### Problem requirements
Report the count of lines containing the word "timer" in the entries below, and nothing more.

(Saved data entries)
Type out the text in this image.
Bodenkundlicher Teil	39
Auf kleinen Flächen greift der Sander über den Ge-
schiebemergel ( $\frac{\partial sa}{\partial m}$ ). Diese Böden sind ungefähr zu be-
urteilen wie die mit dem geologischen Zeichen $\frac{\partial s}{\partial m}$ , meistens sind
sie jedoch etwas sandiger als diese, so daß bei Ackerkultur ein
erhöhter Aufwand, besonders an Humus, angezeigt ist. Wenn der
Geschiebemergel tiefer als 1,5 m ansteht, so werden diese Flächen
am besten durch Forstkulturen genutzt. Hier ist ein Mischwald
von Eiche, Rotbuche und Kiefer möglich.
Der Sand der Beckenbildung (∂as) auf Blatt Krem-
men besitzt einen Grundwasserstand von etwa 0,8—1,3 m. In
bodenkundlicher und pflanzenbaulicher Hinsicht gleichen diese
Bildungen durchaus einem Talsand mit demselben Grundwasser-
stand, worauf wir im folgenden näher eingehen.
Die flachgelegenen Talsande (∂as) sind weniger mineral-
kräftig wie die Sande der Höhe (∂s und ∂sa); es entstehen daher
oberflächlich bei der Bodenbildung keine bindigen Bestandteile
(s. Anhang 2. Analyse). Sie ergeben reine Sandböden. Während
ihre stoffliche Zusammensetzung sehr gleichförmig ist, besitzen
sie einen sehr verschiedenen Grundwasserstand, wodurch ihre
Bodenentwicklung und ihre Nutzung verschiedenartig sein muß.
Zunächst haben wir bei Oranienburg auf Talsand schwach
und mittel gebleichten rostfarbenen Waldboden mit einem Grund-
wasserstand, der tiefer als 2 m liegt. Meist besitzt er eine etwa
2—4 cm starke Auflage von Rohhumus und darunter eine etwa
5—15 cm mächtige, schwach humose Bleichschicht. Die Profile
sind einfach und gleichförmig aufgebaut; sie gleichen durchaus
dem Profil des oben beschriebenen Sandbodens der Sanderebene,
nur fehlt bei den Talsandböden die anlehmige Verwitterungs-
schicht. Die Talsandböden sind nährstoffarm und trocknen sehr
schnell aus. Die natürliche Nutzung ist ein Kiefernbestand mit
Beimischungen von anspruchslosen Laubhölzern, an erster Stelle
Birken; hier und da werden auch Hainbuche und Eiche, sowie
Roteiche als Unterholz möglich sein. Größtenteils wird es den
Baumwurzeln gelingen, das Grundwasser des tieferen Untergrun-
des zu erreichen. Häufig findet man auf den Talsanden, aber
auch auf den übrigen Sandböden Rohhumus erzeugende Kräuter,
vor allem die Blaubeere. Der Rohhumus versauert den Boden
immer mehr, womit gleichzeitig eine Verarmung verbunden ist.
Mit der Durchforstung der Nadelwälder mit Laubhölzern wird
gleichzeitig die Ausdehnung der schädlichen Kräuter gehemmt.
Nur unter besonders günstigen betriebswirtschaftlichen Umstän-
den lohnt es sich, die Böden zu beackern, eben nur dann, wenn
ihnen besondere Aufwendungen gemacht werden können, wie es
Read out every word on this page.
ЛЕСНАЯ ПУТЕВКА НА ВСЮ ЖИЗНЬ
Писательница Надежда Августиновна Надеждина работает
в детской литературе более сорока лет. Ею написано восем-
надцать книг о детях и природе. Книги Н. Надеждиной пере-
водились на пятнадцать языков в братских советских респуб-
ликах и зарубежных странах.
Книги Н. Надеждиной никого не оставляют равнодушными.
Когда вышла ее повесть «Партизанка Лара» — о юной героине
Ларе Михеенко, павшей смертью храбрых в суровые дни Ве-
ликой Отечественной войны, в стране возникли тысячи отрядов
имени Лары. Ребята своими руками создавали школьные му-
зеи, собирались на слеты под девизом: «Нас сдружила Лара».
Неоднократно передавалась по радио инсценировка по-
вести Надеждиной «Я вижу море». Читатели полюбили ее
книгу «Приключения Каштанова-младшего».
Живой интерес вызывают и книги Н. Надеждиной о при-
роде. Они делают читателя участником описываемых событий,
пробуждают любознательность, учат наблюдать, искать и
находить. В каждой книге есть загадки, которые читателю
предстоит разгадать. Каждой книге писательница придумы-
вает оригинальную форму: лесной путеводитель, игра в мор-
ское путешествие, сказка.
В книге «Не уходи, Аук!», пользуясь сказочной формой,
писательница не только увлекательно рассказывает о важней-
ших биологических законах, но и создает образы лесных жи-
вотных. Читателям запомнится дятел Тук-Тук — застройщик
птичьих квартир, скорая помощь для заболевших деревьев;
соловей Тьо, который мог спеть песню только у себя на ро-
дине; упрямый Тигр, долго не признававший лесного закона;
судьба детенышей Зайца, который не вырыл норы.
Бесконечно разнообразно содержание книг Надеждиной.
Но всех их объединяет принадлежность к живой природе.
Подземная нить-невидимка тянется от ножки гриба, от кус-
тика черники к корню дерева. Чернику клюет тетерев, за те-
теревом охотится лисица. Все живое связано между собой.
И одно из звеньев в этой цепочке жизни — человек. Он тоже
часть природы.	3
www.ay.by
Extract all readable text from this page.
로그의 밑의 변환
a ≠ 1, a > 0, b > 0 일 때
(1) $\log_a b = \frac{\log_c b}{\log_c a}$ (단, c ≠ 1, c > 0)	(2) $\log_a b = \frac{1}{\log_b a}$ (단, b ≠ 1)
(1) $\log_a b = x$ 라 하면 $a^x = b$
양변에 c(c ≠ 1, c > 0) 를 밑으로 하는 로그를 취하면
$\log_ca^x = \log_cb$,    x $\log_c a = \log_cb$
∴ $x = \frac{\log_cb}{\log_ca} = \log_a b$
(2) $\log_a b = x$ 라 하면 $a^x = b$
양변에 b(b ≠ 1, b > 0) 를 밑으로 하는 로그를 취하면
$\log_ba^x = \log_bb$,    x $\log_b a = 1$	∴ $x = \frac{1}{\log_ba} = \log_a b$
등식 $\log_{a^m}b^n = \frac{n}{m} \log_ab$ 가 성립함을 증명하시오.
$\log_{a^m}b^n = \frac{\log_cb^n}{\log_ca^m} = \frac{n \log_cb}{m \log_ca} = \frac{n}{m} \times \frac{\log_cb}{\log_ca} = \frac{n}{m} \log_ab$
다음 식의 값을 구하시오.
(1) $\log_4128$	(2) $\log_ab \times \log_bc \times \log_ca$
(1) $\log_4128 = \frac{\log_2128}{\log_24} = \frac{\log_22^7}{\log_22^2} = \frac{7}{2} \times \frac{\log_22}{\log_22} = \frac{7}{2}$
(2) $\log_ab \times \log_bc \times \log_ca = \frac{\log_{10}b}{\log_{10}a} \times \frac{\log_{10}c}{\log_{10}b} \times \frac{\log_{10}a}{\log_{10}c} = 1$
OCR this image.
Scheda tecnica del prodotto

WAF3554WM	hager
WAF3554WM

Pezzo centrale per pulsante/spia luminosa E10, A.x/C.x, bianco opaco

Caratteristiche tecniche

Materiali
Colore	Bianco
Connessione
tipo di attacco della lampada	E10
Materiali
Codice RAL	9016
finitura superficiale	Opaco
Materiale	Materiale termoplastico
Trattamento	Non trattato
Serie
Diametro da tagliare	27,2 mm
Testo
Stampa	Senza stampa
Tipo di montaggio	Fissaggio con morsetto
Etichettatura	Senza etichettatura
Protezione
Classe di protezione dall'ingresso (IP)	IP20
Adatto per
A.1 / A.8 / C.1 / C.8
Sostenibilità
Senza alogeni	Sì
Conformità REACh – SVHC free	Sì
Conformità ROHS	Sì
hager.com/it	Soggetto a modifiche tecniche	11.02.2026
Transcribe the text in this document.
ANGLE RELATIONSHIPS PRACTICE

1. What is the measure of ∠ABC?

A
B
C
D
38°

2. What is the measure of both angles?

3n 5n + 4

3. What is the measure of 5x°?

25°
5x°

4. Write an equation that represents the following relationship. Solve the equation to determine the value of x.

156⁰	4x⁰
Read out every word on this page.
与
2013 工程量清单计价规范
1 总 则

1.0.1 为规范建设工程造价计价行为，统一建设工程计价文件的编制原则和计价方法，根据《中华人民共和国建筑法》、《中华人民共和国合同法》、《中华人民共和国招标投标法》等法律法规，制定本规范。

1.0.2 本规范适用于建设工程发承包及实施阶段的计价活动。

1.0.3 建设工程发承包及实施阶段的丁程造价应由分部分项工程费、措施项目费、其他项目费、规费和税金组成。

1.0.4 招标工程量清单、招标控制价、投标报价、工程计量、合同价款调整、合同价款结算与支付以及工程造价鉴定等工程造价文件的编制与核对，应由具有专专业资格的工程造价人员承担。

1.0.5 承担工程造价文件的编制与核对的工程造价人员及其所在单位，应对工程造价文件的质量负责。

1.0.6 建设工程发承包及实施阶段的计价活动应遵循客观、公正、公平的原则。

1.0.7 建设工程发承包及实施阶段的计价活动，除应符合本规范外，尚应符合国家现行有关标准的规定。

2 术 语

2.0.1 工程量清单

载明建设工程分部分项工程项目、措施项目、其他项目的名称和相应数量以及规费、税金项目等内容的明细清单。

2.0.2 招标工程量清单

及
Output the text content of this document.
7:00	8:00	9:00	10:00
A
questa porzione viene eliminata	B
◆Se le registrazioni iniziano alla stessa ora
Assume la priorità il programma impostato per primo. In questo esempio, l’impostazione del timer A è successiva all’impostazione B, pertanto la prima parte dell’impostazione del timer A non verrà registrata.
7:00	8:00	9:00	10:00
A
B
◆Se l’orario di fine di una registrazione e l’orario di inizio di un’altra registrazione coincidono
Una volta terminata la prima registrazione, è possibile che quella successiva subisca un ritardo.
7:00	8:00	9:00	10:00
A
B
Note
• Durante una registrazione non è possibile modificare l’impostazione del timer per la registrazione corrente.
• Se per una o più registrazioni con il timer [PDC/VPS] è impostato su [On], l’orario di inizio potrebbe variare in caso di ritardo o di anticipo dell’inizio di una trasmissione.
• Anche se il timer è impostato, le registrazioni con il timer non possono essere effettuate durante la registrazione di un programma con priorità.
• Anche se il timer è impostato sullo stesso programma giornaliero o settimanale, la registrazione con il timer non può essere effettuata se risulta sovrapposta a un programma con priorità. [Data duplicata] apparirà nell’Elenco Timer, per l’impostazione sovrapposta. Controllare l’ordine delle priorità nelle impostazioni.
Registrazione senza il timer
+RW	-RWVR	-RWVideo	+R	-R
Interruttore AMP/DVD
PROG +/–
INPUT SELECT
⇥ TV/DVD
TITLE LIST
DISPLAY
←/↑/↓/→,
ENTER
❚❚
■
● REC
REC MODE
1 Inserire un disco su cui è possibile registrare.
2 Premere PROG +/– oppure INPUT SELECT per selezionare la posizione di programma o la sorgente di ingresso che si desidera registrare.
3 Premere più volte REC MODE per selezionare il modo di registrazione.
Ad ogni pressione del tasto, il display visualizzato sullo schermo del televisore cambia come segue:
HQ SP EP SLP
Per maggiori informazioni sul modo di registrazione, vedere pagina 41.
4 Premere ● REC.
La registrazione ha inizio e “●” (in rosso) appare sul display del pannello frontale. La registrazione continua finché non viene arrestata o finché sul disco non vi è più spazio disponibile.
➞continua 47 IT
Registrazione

### In response
6